Data entries

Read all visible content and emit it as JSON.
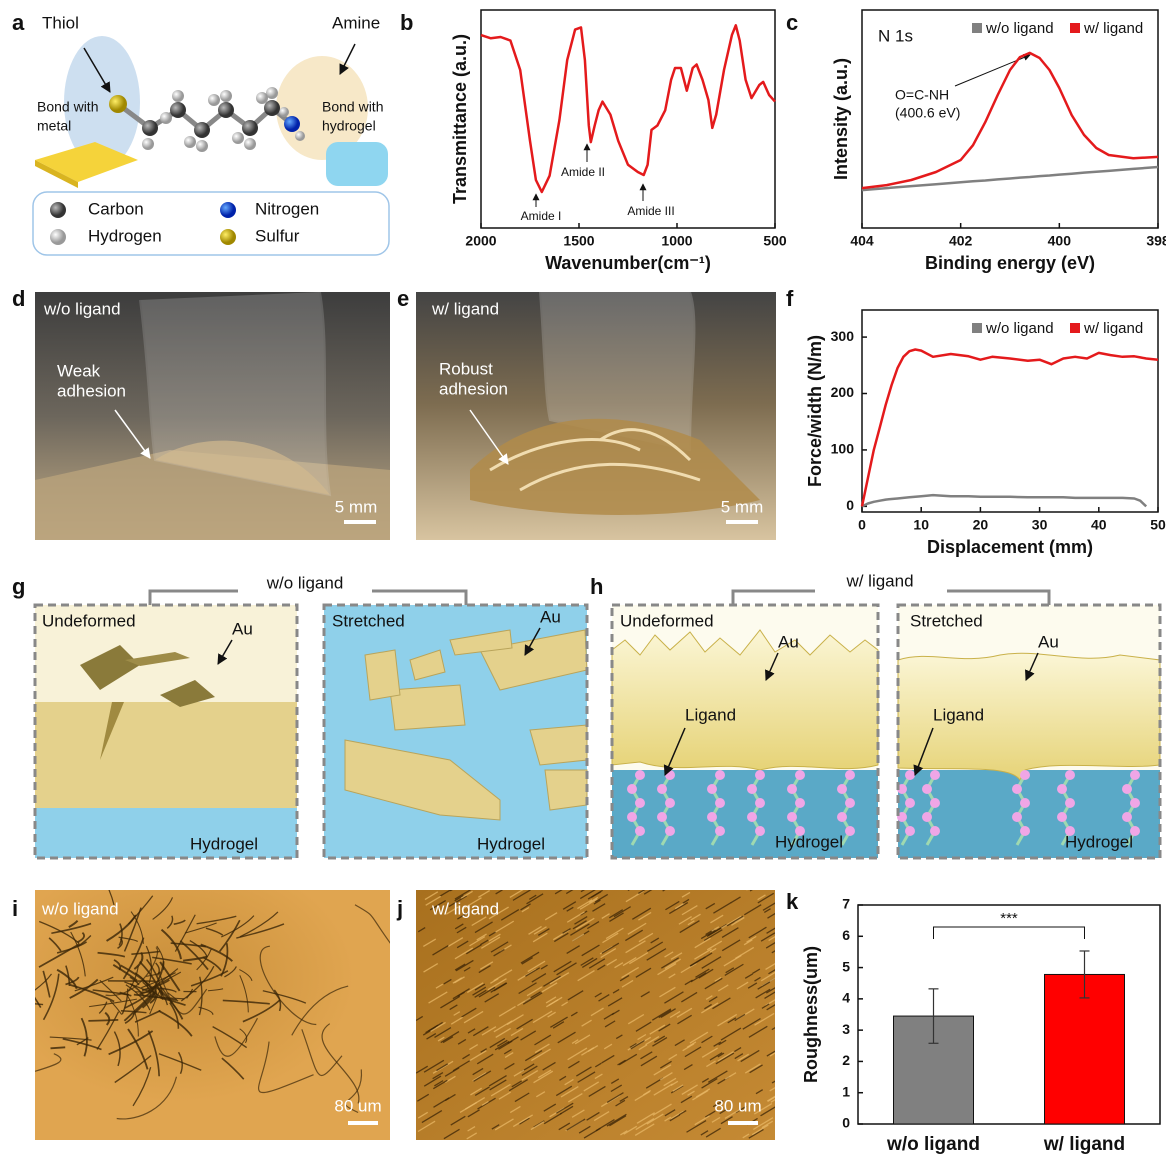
{
  "panels": {
    "letters": [
      "a",
      "b",
      "c",
      "d",
      "e",
      "f",
      "g",
      "h",
      "i",
      "j",
      "k"
    ],
    "molecule": {
      "thiol": "Thiol",
      "amine": "Amine",
      "bond_metal": [
        "Bond with",
        "metal"
      ],
      "bond_hydrogel": [
        "Bond with",
        "hydrogel"
      ],
      "legend": [
        "Carbon",
        "Hydrogen",
        "Nitrogen",
        "Sulfur"
      ]
    },
    "photos": {
      "d": {
        "tag": "w/o ligand",
        "note": [
          "Weak",
          "adhesion"
        ],
        "scale": "5 mm"
      },
      "e": {
        "tag": "w/ ligand",
        "note": [
          "Robust",
          "adhesion"
        ],
        "scale": "5 mm"
      }
    },
    "schematic": {
      "g": {
        "title": "w/o ligand",
        "left": {
          "state": "Undeformed",
          "au": "Au",
          "substrate": "Hydrogel"
        },
        "right": {
          "state": "Stretched",
          "au": "Au",
          "substrate": "Hydrogel"
        }
      },
      "h": {
        "title": "w/ ligand",
        "left": {
          "state": "Undeformed",
          "au": "Au",
          "ligand": "Ligand",
          "substrate": "Hydrogel"
        },
        "right": {
          "state": "Stretched",
          "au": "Au",
          "ligand": "Ligand",
          "substrate": "Hydrogel"
        }
      }
    },
    "micrographs": {
      "i": {
        "tag": "w/o ligand",
        "scale": "80 um"
      },
      "j": {
        "tag": "w/ ligand",
        "scale": "80 um"
      }
    }
  },
  "chart_data": [
    {
      "type": "line",
      "xlabel": "Wavenumber(cm⁻¹)",
      "ylabel": "Transmittance (a.u.)",
      "xlim": [
        2000,
        500
      ],
      "xticks": [
        2000,
        1500,
        1000,
        500
      ],
      "ylim": [
        0,
        100
      ],
      "annotations": [
        "Amide I",
        "Amide II",
        "Amide III"
      ],
      "x": [
        2000,
        1950,
        1900,
        1850,
        1800,
        1750,
        1720,
        1690,
        1650,
        1600,
        1560,
        1520,
        1490,
        1470,
        1450,
        1440,
        1420,
        1400,
        1380,
        1340,
        1300,
        1250,
        1200,
        1170,
        1150,
        1130,
        1100,
        1060,
        1030,
        1010,
        980,
        950,
        920,
        900,
        870,
        840,
        820,
        800,
        760,
        720,
        700,
        680,
        650,
        620,
        580,
        560,
        530,
        500
      ],
      "series": [
        {
          "color": "#e41a1c",
          "values": [
            88.5,
            87,
            87.6,
            86,
            72.5,
            40,
            22,
            16.5,
            24,
            49.5,
            77,
            91,
            92,
            77,
            47,
            39.4,
            47,
            54,
            58,
            52,
            40,
            29,
            25.7,
            24.3,
            29,
            45,
            47,
            54,
            68,
            73.4,
            73.4,
            63,
            73.4,
            75,
            68,
            58.7,
            45.9,
            52,
            72.5,
            88.5,
            93,
            86,
            68,
            59.6,
            65.6,
            67,
            61,
            58
          ]
        }
      ]
    },
    {
      "type": "line",
      "title": "N 1s",
      "xlabel": "Binding energy (eV)",
      "ylabel": "Intensity (a.u.)",
      "xlim": [
        404,
        398
      ],
      "xticks": [
        404,
        402,
        400,
        398
      ],
      "ylim": [
        0,
        100
      ],
      "legend": "upper right",
      "annotations": [
        "O=C-NH",
        "(400.6 eV)"
      ],
      "x": [
        404,
        403.5,
        403,
        402.5,
        402,
        401.75,
        401.5,
        401.25,
        401,
        400.8,
        400.6,
        400.4,
        400.2,
        400,
        399.75,
        399.5,
        399.25,
        399,
        398.5,
        398
      ],
      "series": [
        {
          "name": "w/o ligand",
          "color": "#808080",
          "values": [
            17.4,
            18.3,
            19.2,
            20.1,
            21,
            21.4,
            21.8,
            22.3,
            22.7,
            23.1,
            23.4,
            23.8,
            24.1,
            24.5,
            24.9,
            25.4,
            25.8,
            26.2,
            27.1,
            28
          ]
        },
        {
          "name": "w/ ligand",
          "color": "#e41a1c",
          "values": [
            18.3,
            19.7,
            22,
            25.7,
            31.2,
            38,
            48.6,
            61,
            72.5,
            78.4,
            80.3,
            78,
            72.5,
            64.2,
            51.8,
            42.7,
            36.7,
            33.5,
            32,
            32.6
          ]
        }
      ]
    },
    {
      "type": "line",
      "xlabel": "Displacement (mm)",
      "ylabel": "Force/width (N/m)",
      "xlim": [
        0,
        50
      ],
      "xticks": [
        0,
        10,
        20,
        30,
        40,
        50
      ],
      "ylim": [
        -10,
        348
      ],
      "yticks": [
        0,
        100,
        200,
        300
      ],
      "legend": "upper right",
      "x": [
        0,
        1,
        2,
        3,
        4,
        5,
        6,
        7,
        8,
        9,
        10,
        12,
        15,
        18,
        20,
        22,
        25,
        28,
        30,
        32,
        34,
        36,
        38,
        40,
        42,
        44,
        46,
        47,
        48,
        50
      ],
      "series": [
        {
          "name": "w/o ligand",
          "color": "#808080",
          "values": [
            0,
            5,
            8,
            10,
            12,
            13,
            14,
            15,
            16,
            17,
            18,
            20,
            18,
            18,
            17,
            17,
            17,
            16,
            16,
            16,
            16,
            15,
            15,
            15,
            15,
            15,
            14,
            10,
            0,
            null
          ]
        },
        {
          "name": "w/ ligand",
          "color": "#e41a1c",
          "values": [
            0,
            50,
            100,
            140,
            180,
            215,
            245,
            265,
            275,
            278,
            276,
            265,
            270,
            266,
            260,
            265,
            262,
            258,
            260,
            252,
            262,
            265,
            262,
            272,
            268,
            265,
            266,
            264,
            262,
            260
          ]
        }
      ]
    },
    {
      "type": "bar",
      "ylabel": "Roughness(um)",
      "categories": [
        "w/o ligand",
        "w/ ligand"
      ],
      "values": [
        3.45,
        4.78
      ],
      "errors": [
        0.87,
        0.75
      ],
      "colors": [
        "#808080",
        "#ff0000"
      ],
      "ylim": [
        0,
        7
      ],
      "yticks": [
        0,
        1,
        2,
        3,
        4,
        5,
        6,
        7
      ],
      "annotation": "***"
    }
  ]
}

**Task directions:**
Go through the material above and print all of it exactly, except the pictures.

**Final answer:**
Read all visible content and emit it as JSON.
{
  "panels": {
    "letters": [
      "a",
      "b",
      "c",
      "d",
      "e",
      "f",
      "g",
      "h",
      "i",
      "j",
      "k"
    ],
    "molecule": {
      "thiol": "Thiol",
      "amine": "Amine",
      "bond_metal": [
        "Bond with",
        "metal"
      ],
      "bond_hydrogel": [
        "Bond with",
        "hydrogel"
      ],
      "legend": [
        "Carbon",
        "Hydrogen",
        "Nitrogen",
        "Sulfur"
      ]
    },
    "photos": {
      "d": {
        "tag": "w/o ligand",
        "note": [
          "Weak",
          "adhesion"
        ],
        "scale": "5 mm"
      },
      "e": {
        "tag": "w/ ligand",
        "note": [
          "Robust",
          "adhesion"
        ],
        "scale": "5 mm"
      }
    },
    "schematic": {
      "g": {
        "title": "w/o ligand",
        "left": {
          "state": "Undeformed",
          "au": "Au",
          "substrate": "Hydrogel"
        },
        "right": {
          "state": "Stretched",
          "au": "Au",
          "substrate": "Hydrogel"
        }
      },
      "h": {
        "title": "w/ ligand",
        "left": {
          "state": "Undeformed",
          "au": "Au",
          "ligand": "Ligand",
          "substrate": "Hydrogel"
        },
        "right": {
          "state": "Stretched",
          "au": "Au",
          "ligand": "Ligand",
          "substrate": "Hydrogel"
        }
      }
    },
    "micrographs": {
      "i": {
        "tag": "w/o ligand",
        "scale": "80 um"
      },
      "j": {
        "tag": "w/ ligand",
        "scale": "80 um"
      }
    }
  },
  "chart_data": [
    {
      "type": "line",
      "xlabel": "Wavenumber(cm⁻¹)",
      "ylabel": "Transmittance (a.u.)",
      "xlim": [
        2000,
        500
      ],
      "xticks": [
        2000,
        1500,
        1000,
        500
      ],
      "ylim": [
        0,
        100
      ],
      "annotations": [
        "Amide I",
        "Amide II",
        "Amide III"
      ],
      "x": [
        2000,
        1950,
        1900,
        1850,
        1800,
        1750,
        1720,
        1690,
        1650,
        1600,
        1560,
        1520,
        1490,
        1470,
        1450,
        1440,
        1420,
        1400,
        1380,
        1340,
        1300,
        1250,
        1200,
        1170,
        1150,
        1130,
        1100,
        1060,
        1030,
        1010,
        980,
        950,
        920,
        900,
        870,
        840,
        820,
        800,
        760,
        720,
        700,
        680,
        650,
        620,
        580,
        560,
        530,
        500
      ],
      "series": [
        {
          "color": "#e41a1c",
          "values": [
            88.5,
            87,
            87.6,
            86,
            72.5,
            40,
            22,
            16.5,
            24,
            49.5,
            77,
            91,
            92,
            77,
            47,
            39.4,
            47,
            54,
            58,
            52,
            40,
            29,
            25.7,
            24.3,
            29,
            45,
            47,
            54,
            68,
            73.4,
            73.4,
            63,
            73.4,
            75,
            68,
            58.7,
            45.9,
            52,
            72.5,
            88.5,
            93,
            86,
            68,
            59.6,
            65.6,
            67,
            61,
            58
          ]
        }
      ]
    },
    {
      "type": "line",
      "title": "N 1s",
      "xlabel": "Binding energy (eV)",
      "ylabel": "Intensity (a.u.)",
      "xlim": [
        404,
        398
      ],
      "xticks": [
        404,
        402,
        400,
        398
      ],
      "ylim": [
        0,
        100
      ],
      "legend": "upper right",
      "annotations": [
        "O=C-NH",
        "(400.6 eV)"
      ],
      "x": [
        404,
        403.5,
        403,
        402.5,
        402,
        401.75,
        401.5,
        401.25,
        401,
        400.8,
        400.6,
        400.4,
        400.2,
        400,
        399.75,
        399.5,
        399.25,
        399,
        398.5,
        398
      ],
      "series": [
        {
          "name": "w/o ligand",
          "color": "#808080",
          "values": [
            17.4,
            18.3,
            19.2,
            20.1,
            21,
            21.4,
            21.8,
            22.3,
            22.7,
            23.1,
            23.4,
            23.8,
            24.1,
            24.5,
            24.9,
            25.4,
            25.8,
            26.2,
            27.1,
            28
          ]
        },
        {
          "name": "w/ ligand",
          "color": "#e41a1c",
          "values": [
            18.3,
            19.7,
            22,
            25.7,
            31.2,
            38,
            48.6,
            61,
            72.5,
            78.4,
            80.3,
            78,
            72.5,
            64.2,
            51.8,
            42.7,
            36.7,
            33.5,
            32,
            32.6
          ]
        }
      ]
    },
    {
      "type": "line",
      "xlabel": "Displacement (mm)",
      "ylabel": "Force/width (N/m)",
      "xlim": [
        0,
        50
      ],
      "xticks": [
        0,
        10,
        20,
        30,
        40,
        50
      ],
      "ylim": [
        -10,
        348
      ],
      "yticks": [
        0,
        100,
        200,
        300
      ],
      "legend": "upper right",
      "x": [
        0,
        1,
        2,
        3,
        4,
        5,
        6,
        7,
        8,
        9,
        10,
        12,
        15,
        18,
        20,
        22,
        25,
        28,
        30,
        32,
        34,
        36,
        38,
        40,
        42,
        44,
        46,
        47,
        48,
        50
      ],
      "series": [
        {
          "name": "w/o ligand",
          "color": "#808080",
          "values": [
            0,
            5,
            8,
            10,
            12,
            13,
            14,
            15,
            16,
            17,
            18,
            20,
            18,
            18,
            17,
            17,
            17,
            16,
            16,
            16,
            16,
            15,
            15,
            15,
            15,
            15,
            14,
            10,
            0,
            null
          ]
        },
        {
          "name": "w/ ligand",
          "color": "#e41a1c",
          "values": [
            0,
            50,
            100,
            140,
            180,
            215,
            245,
            265,
            275,
            278,
            276,
            265,
            270,
            266,
            260,
            265,
            262,
            258,
            260,
            252,
            262,
            265,
            262,
            272,
            268,
            265,
            266,
            264,
            262,
            260
          ]
        }
      ]
    },
    {
      "type": "bar",
      "ylabel": "Roughness(um)",
      "categories": [
        "w/o ligand",
        "w/ ligand"
      ],
      "values": [
        3.45,
        4.78
      ],
      "errors": [
        0.87,
        0.75
      ],
      "colors": [
        "#808080",
        "#ff0000"
      ],
      "ylim": [
        0,
        7
      ],
      "yticks": [
        0,
        1,
        2,
        3,
        4,
        5,
        6,
        7
      ],
      "annotation": "***"
    }
  ]
}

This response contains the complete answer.